- [Written tasks]:
- A) For each statement below, say whether the passage on cancelling events in the Learner class agrees with it. Answer yes or no, and quote the words of the passage that decide it. (i) In the example, the dummy subscriber raises CancelFitException in before_epoch. (ii) Subscribers passed to fit stay attached to the learner after the fit ends. (iii) In the example, the after_fit event is called.
- B) Summarize the passage on the Learner class in two sentences.
- C) Write the next part of the walkthrough on building the Learner class, starting right after its last line, "@PublishEvents('epoch')".

- [Passage provided]:
** begin **
It’s actually very easy to implement this logic, we only need to define custom Exceptions, and update the PublishEvents class to catch the exceptions that are thrown in any subscriber:

class CancelFitException(Exception): pass
class CancelEpochException(Exception): pass
class CancelBatchException(Exception): pass


class PublishEvents():
    def __init__(self, name): 
        self.name = name
    
    def __call__(self, decorated_fn):
        def decorated_fn_with_publishing(learner, *args, **kwargs):
            try:
                learner.publish(f'before_{self.name}')
                decorated_fn(learner, *args, **kwargs)
                learner.publish(f'after_{self.name}')
            except globals()[f'Cancel{self.name.title()}Exception']: pass
        return decorated_fn_with_publishing

class DummyS(Subscriber):
    
    def before_fit(self, learn): print('before fit👋')
        
    def before_epoch(self, learn): raise CancelFitException
    
    def after_fit(self, learn): print('after fit 👋')

l = Learner(get_model(), dls, F.cross_entropy, accuracy, torch.optim.SGD, lr, [DummyS()])
l.fit(5)

before fit👋

And indeed, the after_fit event is never called, since the fit was cancelled during before_epoch by the dummy subscriber

Final version of `Learner`

We are going to make some final changes to the Learner class:

factor out the computation of the following logic. This is practical to create subclasses of Learner with custom behavior:
- prediction: self.predict()
- loss: self.get_loss()
- backward pass: self.backward()
- stepping of weights: self.step()
- zeroing of gradients: self.zero_grad()
add a Subscriber argument to fit, these subs will only be added for the duration of the fit, and afterwards removed
add a couple of additional events (after_predict, after_loss, after_backward and after_step) to which subscribers can listen

 #| export
class Learner():
    def __init__(self, model, dls, loss_fn, optim_class, lr, subs):
        self.model = model
        self.dls = dls
        self.loss_fn = loss_fn
        self.optim_class = optim_class
        self.lr = lr
        self.subs = subs
    
    def fit(self, epochs, train=True, valid=True, subs=[], lr=None):
        for sub in subs: self.subs.append(sub)
        self.n_epochs = epochs
        self.epochs = range(self.n_epochs)
        lr = self.lr if lr is None else lr
        self.opt = self.optim_class(self.model.parameters(), lr)
        try:
            self._fit(train, valid)
        finally:
            for sub in subs: self.subs.remove(sub)
                    
    @PublishEvents('fit')
    def _fit(self, train, valid):
        for self.epoch in self.epochs:
            if train: 
                self.one_epoch(True)
            if valid:
                with torch.no_grad():
                    self.one_epoch(False)
        
    def one_epoch(self, train):
        self.model.train(train)
        self.dl = self.dls.train if train else self.dls.valid
        self._one_epoch()
        
    @PublishEvents('epoch')
** end **
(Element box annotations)
** begin **
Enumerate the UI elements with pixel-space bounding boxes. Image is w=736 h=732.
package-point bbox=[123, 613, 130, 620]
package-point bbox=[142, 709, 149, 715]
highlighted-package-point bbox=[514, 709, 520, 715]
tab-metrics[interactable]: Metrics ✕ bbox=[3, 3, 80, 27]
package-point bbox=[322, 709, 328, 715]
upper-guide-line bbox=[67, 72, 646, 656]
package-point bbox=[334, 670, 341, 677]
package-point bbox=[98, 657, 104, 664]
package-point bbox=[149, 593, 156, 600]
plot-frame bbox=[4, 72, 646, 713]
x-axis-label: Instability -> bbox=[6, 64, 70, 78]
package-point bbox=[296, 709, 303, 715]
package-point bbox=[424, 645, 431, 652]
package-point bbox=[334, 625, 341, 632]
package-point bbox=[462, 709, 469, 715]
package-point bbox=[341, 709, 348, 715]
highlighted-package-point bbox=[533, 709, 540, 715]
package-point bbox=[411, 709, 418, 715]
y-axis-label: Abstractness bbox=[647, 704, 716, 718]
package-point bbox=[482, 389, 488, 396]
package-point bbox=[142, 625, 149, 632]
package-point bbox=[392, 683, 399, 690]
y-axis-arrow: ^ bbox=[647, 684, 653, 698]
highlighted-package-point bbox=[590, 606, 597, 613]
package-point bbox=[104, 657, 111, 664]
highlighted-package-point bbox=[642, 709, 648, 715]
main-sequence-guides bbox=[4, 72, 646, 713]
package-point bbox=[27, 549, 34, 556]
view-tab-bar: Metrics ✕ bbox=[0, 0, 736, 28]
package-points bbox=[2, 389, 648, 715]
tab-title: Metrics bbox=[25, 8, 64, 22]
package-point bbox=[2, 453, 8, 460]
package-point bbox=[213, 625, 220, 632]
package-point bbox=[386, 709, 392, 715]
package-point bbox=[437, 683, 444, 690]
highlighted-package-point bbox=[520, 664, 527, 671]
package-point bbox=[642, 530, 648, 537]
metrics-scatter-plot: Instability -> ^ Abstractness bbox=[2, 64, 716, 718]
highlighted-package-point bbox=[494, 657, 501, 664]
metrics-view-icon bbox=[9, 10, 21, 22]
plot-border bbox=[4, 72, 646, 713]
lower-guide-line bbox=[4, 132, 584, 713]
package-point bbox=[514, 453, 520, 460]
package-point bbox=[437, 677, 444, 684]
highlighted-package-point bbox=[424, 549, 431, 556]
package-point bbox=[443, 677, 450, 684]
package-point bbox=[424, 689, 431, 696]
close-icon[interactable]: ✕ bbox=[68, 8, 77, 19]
** end **
- [Answers per task]:
- A)
(i) Yes: "def before_epoch(self, learn): raise CancelFitException"
(ii) No: "these subs will only be added for the duration of the fit, and afterwards removed"
(iii) No: "And indeed, the after_fit event is never called"

- B) Cancelling is implemented by defining custom exceptions for a fit, an epoch and a batch and by updating the PublishEvents class to catch exceptions thrown in any subscriber, so in the example the after_fit event is never called because a dummy subscriber cancels the fit during before_epoch. The final Learner class factors out prediction, loss, the backward pass, stepping of weights and zeroing of gradients, adds a Subscriber argument to fit whose subscribers are removed after the fit, and adds the after_predict, after_loss, after_backward and after_step events.

- C)
    def _one_epoch(self):
        for self.batch in self.dl: 
            self.one_batch()
    
    @PublishEvents('batch')
    def one_batch(self):
        self.predict()
        self.publish('after_predict')
        self.get_loss()
        self.publish('after_loss')
        if self.model.training:
            self.backward()
            self.publish('after_backward')
            self.step()
            self.publish('after_step')
            self.zero_grad()
        
    def publish(self, event):
        for sub in sorted(self.subs, key=attrgetter('order')):
            method = getattr(sub, event, None)
            if method is not None: method(self)
            
    def predict(self): 
        self.preds = self.model(self.batch[0])
        
    def get_loss(self): 
        self.loss = self.loss_fn(self.preds, self.batch[1])
        
    def backward(self): self.loss.backward()
    def step(self): self.opt.step()
    def zero_grad(self): self.opt.zero_grad()

Metrics Subscriber

Since we took out the metrics, let’s create a subscriber that adds that. We want the subscriber to be generic, to it should be able to accept one or multiple metrics. Let’s make sure that it can accept the metrics from the torcheval library:

metric = tem.Mean()

metric.update(torch.tensor([1,2,3]))  # update() adds data
metric.update(torch.tensor([4,5,6]))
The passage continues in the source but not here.